* DATA IN THIS EXERCISE
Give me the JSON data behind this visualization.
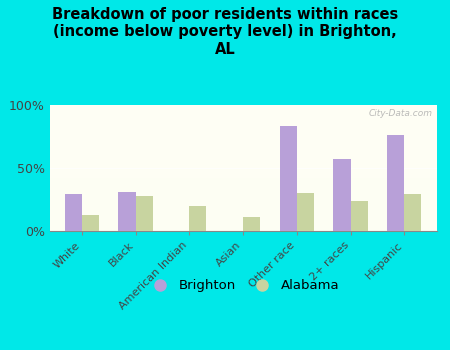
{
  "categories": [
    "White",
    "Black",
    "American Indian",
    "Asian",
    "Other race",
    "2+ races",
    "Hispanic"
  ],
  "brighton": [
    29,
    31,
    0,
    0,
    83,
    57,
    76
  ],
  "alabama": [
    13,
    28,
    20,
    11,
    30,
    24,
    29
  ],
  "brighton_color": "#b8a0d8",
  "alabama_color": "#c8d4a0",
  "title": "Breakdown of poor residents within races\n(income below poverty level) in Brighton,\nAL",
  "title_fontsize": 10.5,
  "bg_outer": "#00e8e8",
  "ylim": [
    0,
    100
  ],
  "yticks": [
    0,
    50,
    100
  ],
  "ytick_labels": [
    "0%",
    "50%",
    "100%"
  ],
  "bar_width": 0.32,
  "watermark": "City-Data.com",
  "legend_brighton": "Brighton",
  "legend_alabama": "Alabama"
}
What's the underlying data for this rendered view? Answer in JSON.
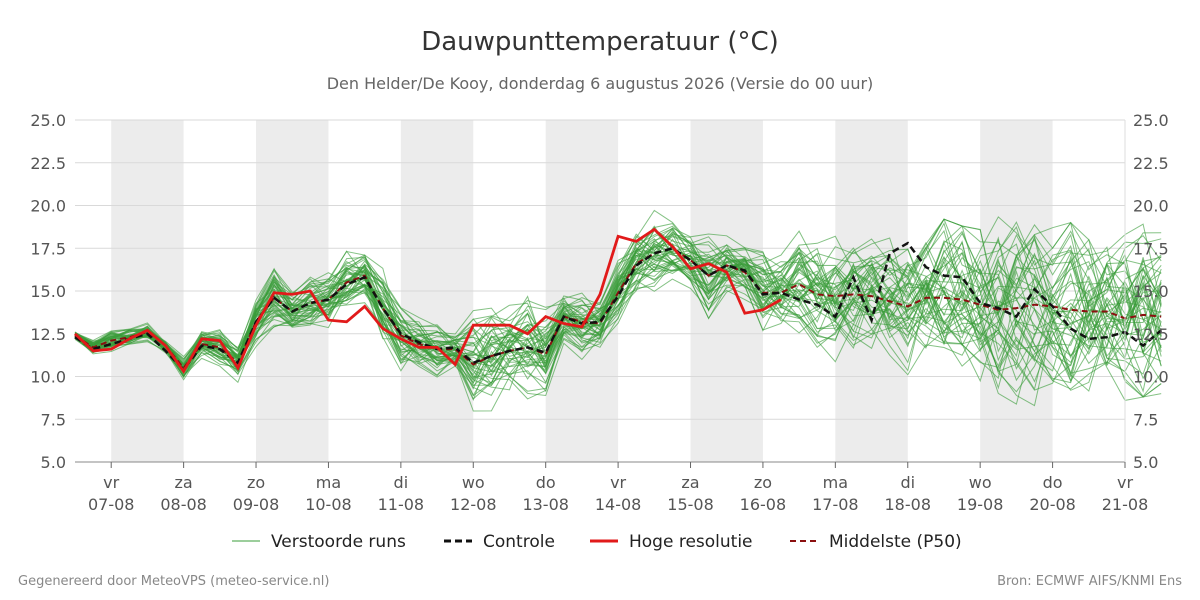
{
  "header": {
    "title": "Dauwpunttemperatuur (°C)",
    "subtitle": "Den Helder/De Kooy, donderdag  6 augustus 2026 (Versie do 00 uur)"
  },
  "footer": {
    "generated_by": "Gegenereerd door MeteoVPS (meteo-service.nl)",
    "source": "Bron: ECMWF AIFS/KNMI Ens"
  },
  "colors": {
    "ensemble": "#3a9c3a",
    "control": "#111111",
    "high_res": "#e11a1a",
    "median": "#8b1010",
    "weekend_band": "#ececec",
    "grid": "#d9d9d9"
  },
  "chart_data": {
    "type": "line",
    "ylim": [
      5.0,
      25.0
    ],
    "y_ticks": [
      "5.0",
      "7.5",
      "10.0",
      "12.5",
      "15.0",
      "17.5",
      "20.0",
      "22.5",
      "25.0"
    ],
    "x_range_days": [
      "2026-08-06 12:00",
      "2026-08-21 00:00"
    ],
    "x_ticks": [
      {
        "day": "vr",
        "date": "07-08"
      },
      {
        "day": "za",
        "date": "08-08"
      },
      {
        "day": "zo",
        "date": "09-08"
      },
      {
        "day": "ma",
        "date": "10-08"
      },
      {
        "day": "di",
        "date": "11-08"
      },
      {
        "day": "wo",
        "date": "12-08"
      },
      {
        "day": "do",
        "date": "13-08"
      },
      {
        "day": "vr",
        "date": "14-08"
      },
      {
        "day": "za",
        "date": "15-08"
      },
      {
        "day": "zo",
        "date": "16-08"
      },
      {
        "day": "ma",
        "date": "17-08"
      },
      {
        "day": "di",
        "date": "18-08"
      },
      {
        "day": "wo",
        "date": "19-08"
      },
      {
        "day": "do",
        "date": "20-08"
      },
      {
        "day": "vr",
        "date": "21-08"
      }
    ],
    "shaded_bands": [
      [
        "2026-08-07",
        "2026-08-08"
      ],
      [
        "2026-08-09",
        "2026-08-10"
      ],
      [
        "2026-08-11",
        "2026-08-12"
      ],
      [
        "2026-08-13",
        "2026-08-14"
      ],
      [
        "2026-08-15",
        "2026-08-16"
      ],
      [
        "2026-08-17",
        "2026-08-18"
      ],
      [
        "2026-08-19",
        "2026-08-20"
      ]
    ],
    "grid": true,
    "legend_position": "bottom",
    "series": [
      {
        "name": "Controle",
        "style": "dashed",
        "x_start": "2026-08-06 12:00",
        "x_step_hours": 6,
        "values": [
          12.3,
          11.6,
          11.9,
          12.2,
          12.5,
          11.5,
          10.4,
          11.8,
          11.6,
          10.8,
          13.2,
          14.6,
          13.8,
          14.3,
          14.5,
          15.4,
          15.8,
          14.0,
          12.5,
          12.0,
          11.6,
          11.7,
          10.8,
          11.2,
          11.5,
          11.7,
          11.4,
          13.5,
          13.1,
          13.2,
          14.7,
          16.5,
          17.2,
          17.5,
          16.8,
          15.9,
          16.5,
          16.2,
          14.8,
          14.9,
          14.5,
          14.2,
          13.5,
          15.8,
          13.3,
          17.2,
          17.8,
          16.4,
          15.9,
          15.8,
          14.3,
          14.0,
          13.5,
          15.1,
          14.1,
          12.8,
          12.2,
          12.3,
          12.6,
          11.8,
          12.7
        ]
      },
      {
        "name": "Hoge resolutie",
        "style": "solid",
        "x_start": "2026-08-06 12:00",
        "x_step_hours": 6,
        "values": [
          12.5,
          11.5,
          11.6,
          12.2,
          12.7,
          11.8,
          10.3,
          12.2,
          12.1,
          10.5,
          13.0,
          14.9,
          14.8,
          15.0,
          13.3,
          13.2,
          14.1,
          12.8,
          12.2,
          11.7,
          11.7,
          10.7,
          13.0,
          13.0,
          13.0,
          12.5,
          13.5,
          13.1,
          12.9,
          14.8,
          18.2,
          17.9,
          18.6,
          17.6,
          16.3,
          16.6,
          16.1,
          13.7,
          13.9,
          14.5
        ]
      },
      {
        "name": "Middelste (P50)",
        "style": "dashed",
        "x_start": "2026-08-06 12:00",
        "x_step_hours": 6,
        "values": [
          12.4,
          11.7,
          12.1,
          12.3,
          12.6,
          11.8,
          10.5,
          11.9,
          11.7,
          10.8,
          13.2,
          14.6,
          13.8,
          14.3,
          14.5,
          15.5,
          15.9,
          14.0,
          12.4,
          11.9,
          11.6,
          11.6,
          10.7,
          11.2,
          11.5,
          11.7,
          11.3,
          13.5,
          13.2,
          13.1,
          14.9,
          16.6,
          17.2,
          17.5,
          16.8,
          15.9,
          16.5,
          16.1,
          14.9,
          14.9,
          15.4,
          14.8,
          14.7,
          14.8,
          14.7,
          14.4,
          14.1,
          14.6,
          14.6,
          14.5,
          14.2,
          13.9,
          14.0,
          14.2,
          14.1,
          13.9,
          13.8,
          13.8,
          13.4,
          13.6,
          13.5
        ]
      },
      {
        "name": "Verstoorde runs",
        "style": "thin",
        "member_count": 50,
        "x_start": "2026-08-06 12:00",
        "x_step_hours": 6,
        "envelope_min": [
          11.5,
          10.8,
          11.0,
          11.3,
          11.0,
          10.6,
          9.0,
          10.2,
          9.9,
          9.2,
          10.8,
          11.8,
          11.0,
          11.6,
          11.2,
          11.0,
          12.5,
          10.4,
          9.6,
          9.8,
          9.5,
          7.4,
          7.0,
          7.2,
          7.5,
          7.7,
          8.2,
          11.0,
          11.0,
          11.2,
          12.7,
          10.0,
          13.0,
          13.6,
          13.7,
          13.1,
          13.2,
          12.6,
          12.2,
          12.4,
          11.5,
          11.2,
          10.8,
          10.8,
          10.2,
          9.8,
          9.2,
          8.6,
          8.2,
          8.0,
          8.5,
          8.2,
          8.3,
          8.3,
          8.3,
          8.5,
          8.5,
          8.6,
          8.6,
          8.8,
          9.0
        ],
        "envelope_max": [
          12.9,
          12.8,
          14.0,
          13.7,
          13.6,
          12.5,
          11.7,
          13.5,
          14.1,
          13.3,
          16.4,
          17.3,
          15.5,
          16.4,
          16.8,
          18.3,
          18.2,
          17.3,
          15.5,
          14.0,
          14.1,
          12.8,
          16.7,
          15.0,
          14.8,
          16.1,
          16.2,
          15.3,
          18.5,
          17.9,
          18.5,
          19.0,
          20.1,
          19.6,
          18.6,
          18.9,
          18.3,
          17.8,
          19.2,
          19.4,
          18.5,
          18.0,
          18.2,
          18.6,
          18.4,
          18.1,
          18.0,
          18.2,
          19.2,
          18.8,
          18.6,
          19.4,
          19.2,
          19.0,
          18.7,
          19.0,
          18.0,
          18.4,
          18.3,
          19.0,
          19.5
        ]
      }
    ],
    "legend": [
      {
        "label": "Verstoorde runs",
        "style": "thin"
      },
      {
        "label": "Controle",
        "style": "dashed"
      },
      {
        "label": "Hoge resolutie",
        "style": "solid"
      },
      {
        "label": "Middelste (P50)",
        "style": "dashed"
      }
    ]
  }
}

* TASK
Look through the records and gather every line containing "Hoge".

* WRITTEN SOLUTION
        "name": "Hoge resolutie",
        "label": "Hoge resolutie",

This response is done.